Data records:

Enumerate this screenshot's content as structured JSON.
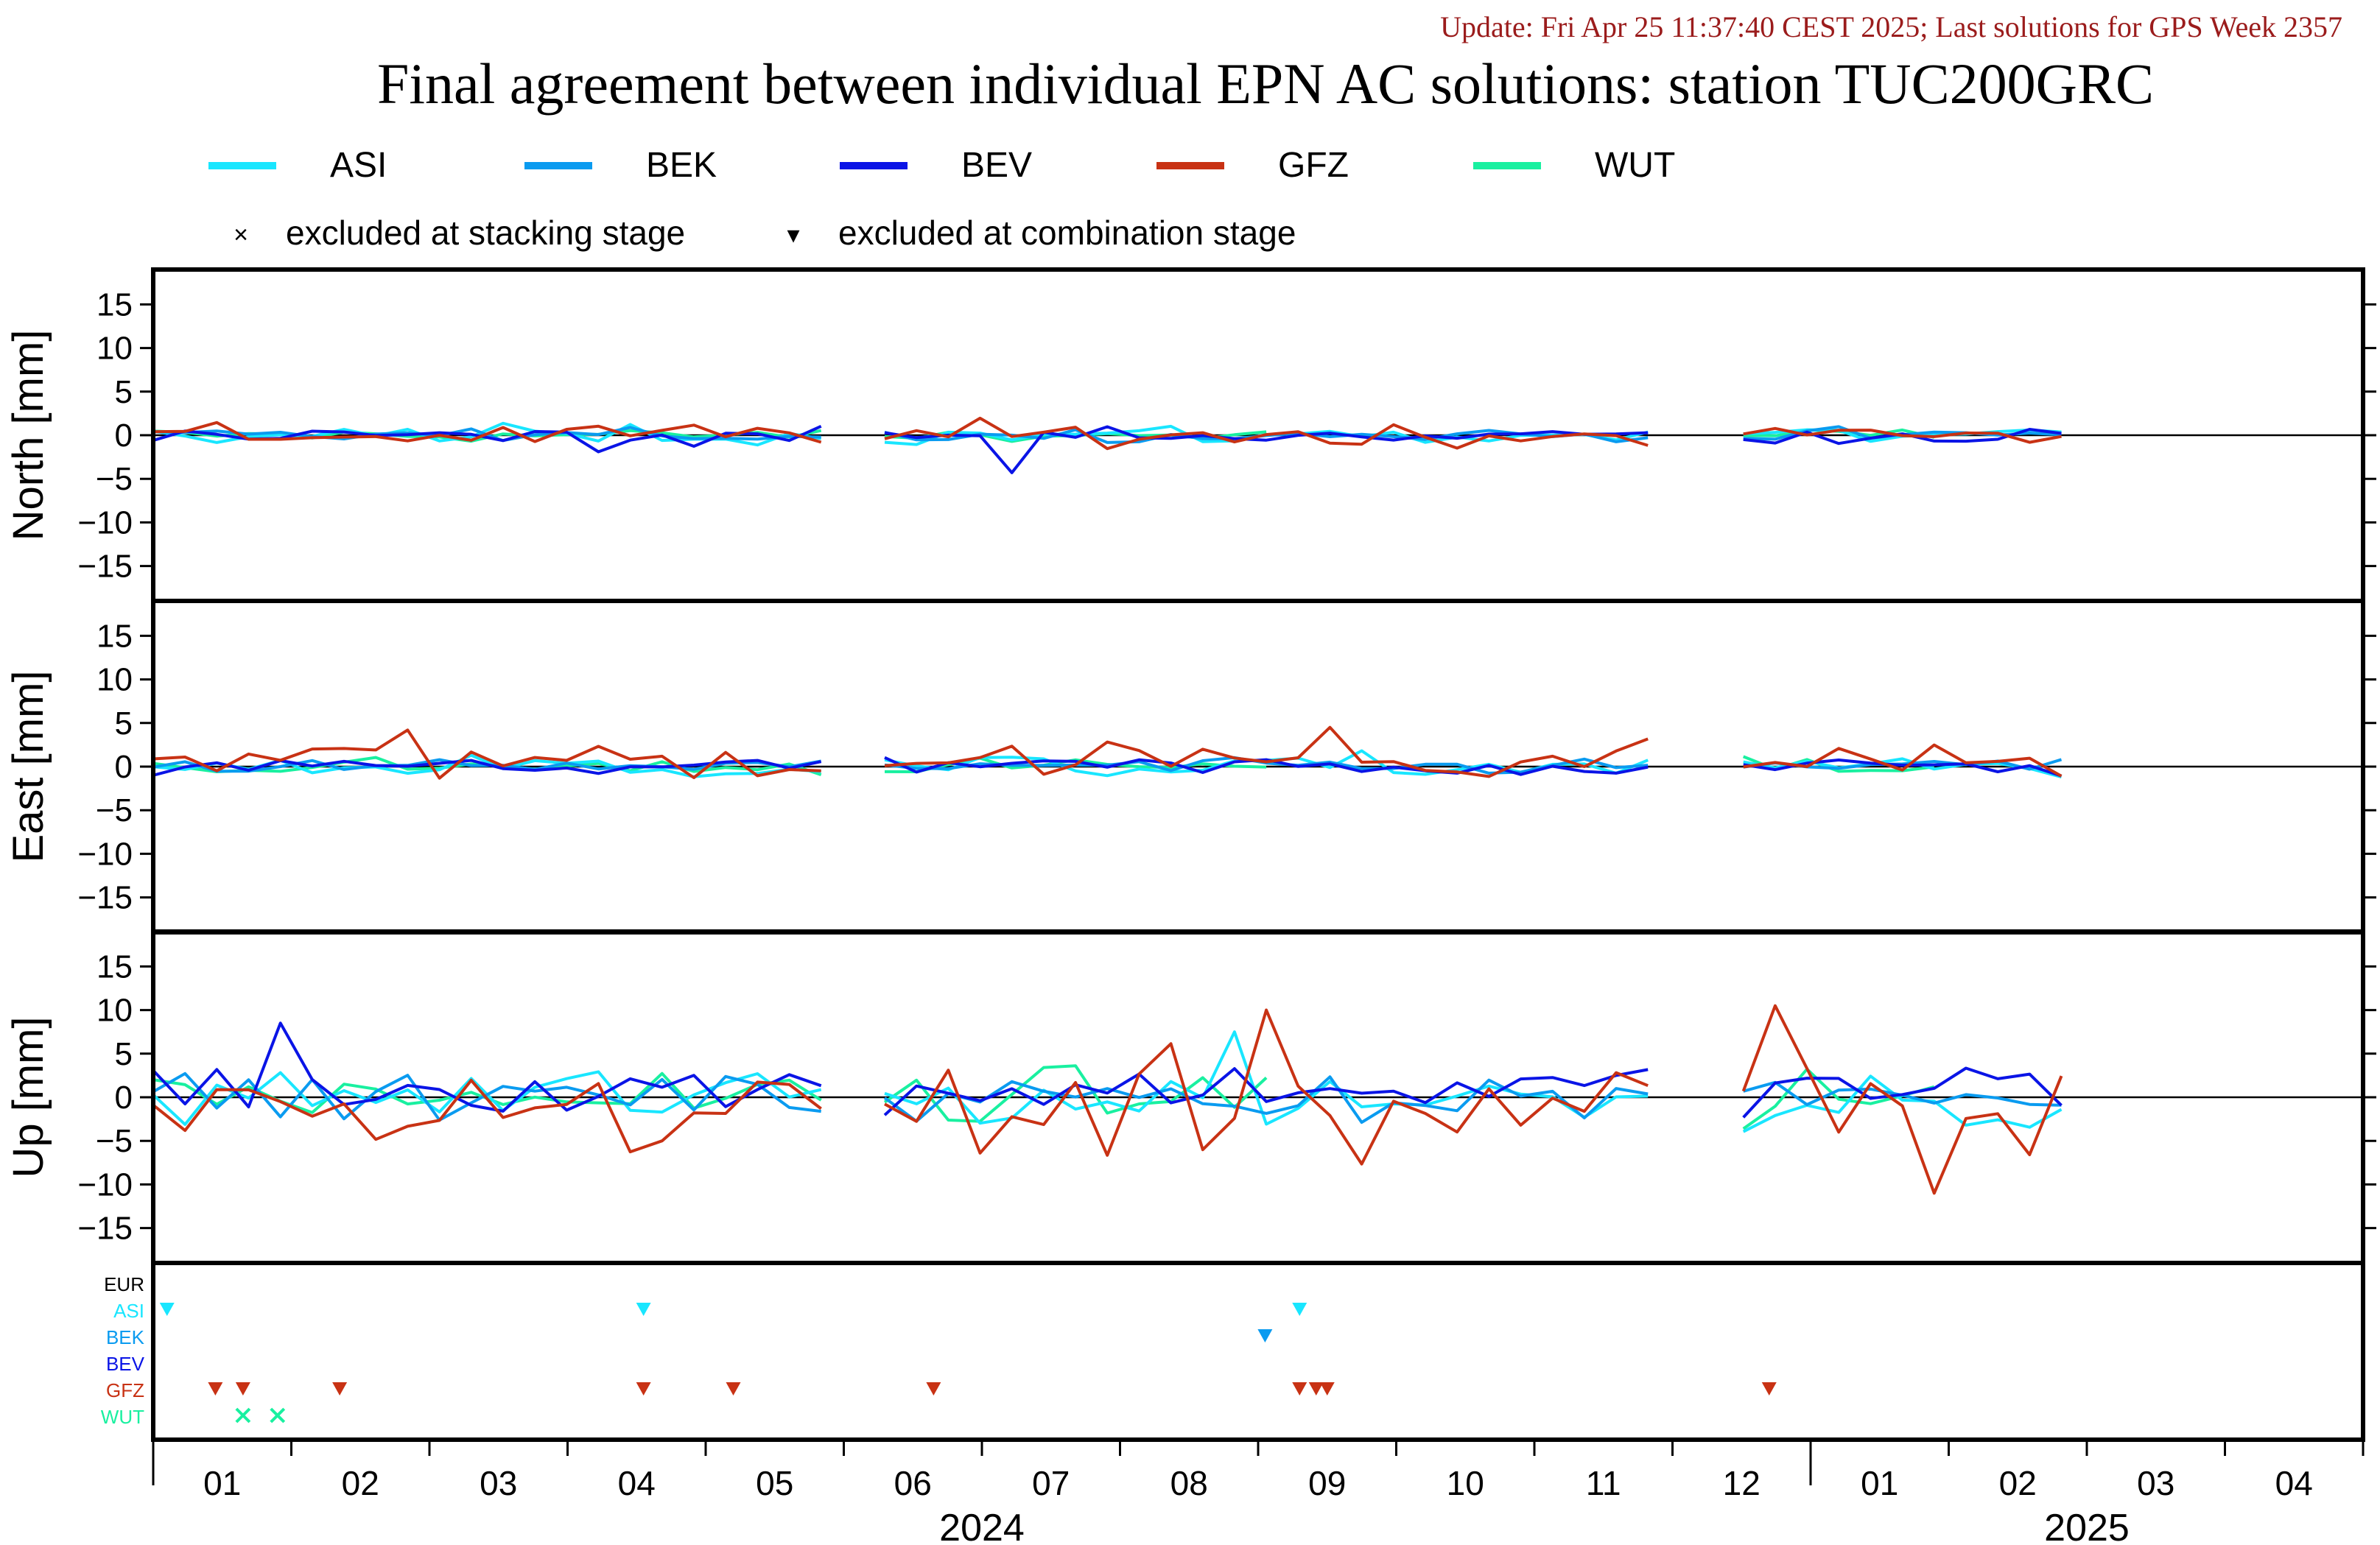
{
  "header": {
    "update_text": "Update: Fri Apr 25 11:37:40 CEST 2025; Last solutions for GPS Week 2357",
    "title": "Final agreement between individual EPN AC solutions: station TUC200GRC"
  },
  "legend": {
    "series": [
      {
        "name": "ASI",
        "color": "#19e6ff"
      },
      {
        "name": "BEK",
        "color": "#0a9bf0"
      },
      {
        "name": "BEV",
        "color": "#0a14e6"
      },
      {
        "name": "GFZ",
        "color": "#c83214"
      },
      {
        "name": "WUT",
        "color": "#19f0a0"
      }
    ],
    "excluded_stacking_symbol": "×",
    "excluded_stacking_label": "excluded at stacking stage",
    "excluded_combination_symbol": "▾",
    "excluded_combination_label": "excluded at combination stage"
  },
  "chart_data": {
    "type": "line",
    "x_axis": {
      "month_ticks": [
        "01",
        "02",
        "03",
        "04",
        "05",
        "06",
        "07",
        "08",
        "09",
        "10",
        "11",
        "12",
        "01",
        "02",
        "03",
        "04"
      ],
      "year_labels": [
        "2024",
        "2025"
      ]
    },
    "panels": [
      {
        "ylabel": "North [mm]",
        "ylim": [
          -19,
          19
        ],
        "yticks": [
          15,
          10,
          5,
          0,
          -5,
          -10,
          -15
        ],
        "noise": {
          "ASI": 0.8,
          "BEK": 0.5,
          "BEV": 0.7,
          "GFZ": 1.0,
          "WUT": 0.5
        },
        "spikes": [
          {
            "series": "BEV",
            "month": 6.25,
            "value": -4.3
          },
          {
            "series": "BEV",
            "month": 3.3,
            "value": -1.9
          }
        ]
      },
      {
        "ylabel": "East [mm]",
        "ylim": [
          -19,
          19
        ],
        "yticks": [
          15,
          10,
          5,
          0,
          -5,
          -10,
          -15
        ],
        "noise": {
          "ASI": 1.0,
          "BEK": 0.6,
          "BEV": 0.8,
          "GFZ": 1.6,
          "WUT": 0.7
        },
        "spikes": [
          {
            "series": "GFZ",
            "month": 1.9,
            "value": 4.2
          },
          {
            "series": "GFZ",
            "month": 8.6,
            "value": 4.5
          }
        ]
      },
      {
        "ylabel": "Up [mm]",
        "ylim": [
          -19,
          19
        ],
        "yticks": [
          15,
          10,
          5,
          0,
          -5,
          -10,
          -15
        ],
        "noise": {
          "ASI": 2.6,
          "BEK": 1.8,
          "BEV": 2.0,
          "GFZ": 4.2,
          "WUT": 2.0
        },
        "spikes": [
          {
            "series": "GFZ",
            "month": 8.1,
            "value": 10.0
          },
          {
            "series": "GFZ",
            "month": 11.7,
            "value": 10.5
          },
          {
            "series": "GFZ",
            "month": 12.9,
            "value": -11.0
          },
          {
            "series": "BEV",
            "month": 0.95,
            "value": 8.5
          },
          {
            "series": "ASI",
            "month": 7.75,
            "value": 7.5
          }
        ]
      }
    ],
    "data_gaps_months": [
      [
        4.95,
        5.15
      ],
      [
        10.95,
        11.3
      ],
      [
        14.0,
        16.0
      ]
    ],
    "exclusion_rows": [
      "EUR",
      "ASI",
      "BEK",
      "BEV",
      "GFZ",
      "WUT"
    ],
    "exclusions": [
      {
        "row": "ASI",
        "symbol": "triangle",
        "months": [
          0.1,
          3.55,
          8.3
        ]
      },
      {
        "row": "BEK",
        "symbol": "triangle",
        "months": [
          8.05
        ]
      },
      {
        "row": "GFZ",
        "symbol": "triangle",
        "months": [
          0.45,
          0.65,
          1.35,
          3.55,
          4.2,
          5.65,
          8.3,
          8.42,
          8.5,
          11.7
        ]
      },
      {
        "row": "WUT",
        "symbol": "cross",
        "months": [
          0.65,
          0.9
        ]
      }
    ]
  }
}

## Direction:
Make an exact copy of the listing above. Do not include the pictures.

## Response to this exercise:
Enumerate this screenshot's content as structured JSON.
{
  "header": {
    "update_text": "Update: Fri Apr 25 11:37:40 CEST 2025; Last solutions for GPS Week 2357",
    "title": "Final agreement between individual EPN AC solutions: station TUC200GRC"
  },
  "legend": {
    "series": [
      {
        "name": "ASI",
        "color": "#19e6ff"
      },
      {
        "name": "BEK",
        "color": "#0a9bf0"
      },
      {
        "name": "BEV",
        "color": "#0a14e6"
      },
      {
        "name": "GFZ",
        "color": "#c83214"
      },
      {
        "name": "WUT",
        "color": "#19f0a0"
      }
    ],
    "excluded_stacking_symbol": "×",
    "excluded_stacking_label": "excluded at stacking stage",
    "excluded_combination_symbol": "▾",
    "excluded_combination_label": "excluded at combination stage"
  },
  "chart_data": {
    "type": "line",
    "x_axis": {
      "month_ticks": [
        "01",
        "02",
        "03",
        "04",
        "05",
        "06",
        "07",
        "08",
        "09",
        "10",
        "11",
        "12",
        "01",
        "02",
        "03",
        "04"
      ],
      "year_labels": [
        "2024",
        "2025"
      ]
    },
    "panels": [
      {
        "ylabel": "North [mm]",
        "ylim": [
          -19,
          19
        ],
        "yticks": [
          15,
          10,
          5,
          0,
          -5,
          -10,
          -15
        ],
        "noise": {
          "ASI": 0.8,
          "BEK": 0.5,
          "BEV": 0.7,
          "GFZ": 1.0,
          "WUT": 0.5
        },
        "spikes": [
          {
            "series": "BEV",
            "month": 6.25,
            "value": -4.3
          },
          {
            "series": "BEV",
            "month": 3.3,
            "value": -1.9
          }
        ]
      },
      {
        "ylabel": "East [mm]",
        "ylim": [
          -19,
          19
        ],
        "yticks": [
          15,
          10,
          5,
          0,
          -5,
          -10,
          -15
        ],
        "noise": {
          "ASI": 1.0,
          "BEK": 0.6,
          "BEV": 0.8,
          "GFZ": 1.6,
          "WUT": 0.7
        },
        "spikes": [
          {
            "series": "GFZ",
            "month": 1.9,
            "value": 4.2
          },
          {
            "series": "GFZ",
            "month": 8.6,
            "value": 4.5
          }
        ]
      },
      {
        "ylabel": "Up [mm]",
        "ylim": [
          -19,
          19
        ],
        "yticks": [
          15,
          10,
          5,
          0,
          -5,
          -10,
          -15
        ],
        "noise": {
          "ASI": 2.6,
          "BEK": 1.8,
          "BEV": 2.0,
          "GFZ": 4.2,
          "WUT": 2.0
        },
        "spikes": [
          {
            "series": "GFZ",
            "month": 8.1,
            "value": 10.0
          },
          {
            "series": "GFZ",
            "month": 11.7,
            "value": 10.5
          },
          {
            "series": "GFZ",
            "month": 12.9,
            "value": -11.0
          },
          {
            "series": "BEV",
            "month": 0.95,
            "value": 8.5
          },
          {
            "series": "ASI",
            "month": 7.75,
            "value": 7.5
          }
        ]
      }
    ],
    "data_gaps_months": [
      [
        4.95,
        5.15
      ],
      [
        10.95,
        11.3
      ],
      [
        14.0,
        16.0
      ]
    ],
    "exclusion_rows": [
      "EUR",
      "ASI",
      "BEK",
      "BEV",
      "GFZ",
      "WUT"
    ],
    "exclusions": [
      {
        "row": "ASI",
        "symbol": "triangle",
        "months": [
          0.1,
          3.55,
          8.3
        ]
      },
      {
        "row": "BEK",
        "symbol": "triangle",
        "months": [
          8.05
        ]
      },
      {
        "row": "GFZ",
        "symbol": "triangle",
        "months": [
          0.45,
          0.65,
          1.35,
          3.55,
          4.2,
          5.65,
          8.3,
          8.42,
          8.5,
          11.7
        ]
      },
      {
        "row": "WUT",
        "symbol": "cross",
        "months": [
          0.65,
          0.9
        ]
      }
    ]
  }
}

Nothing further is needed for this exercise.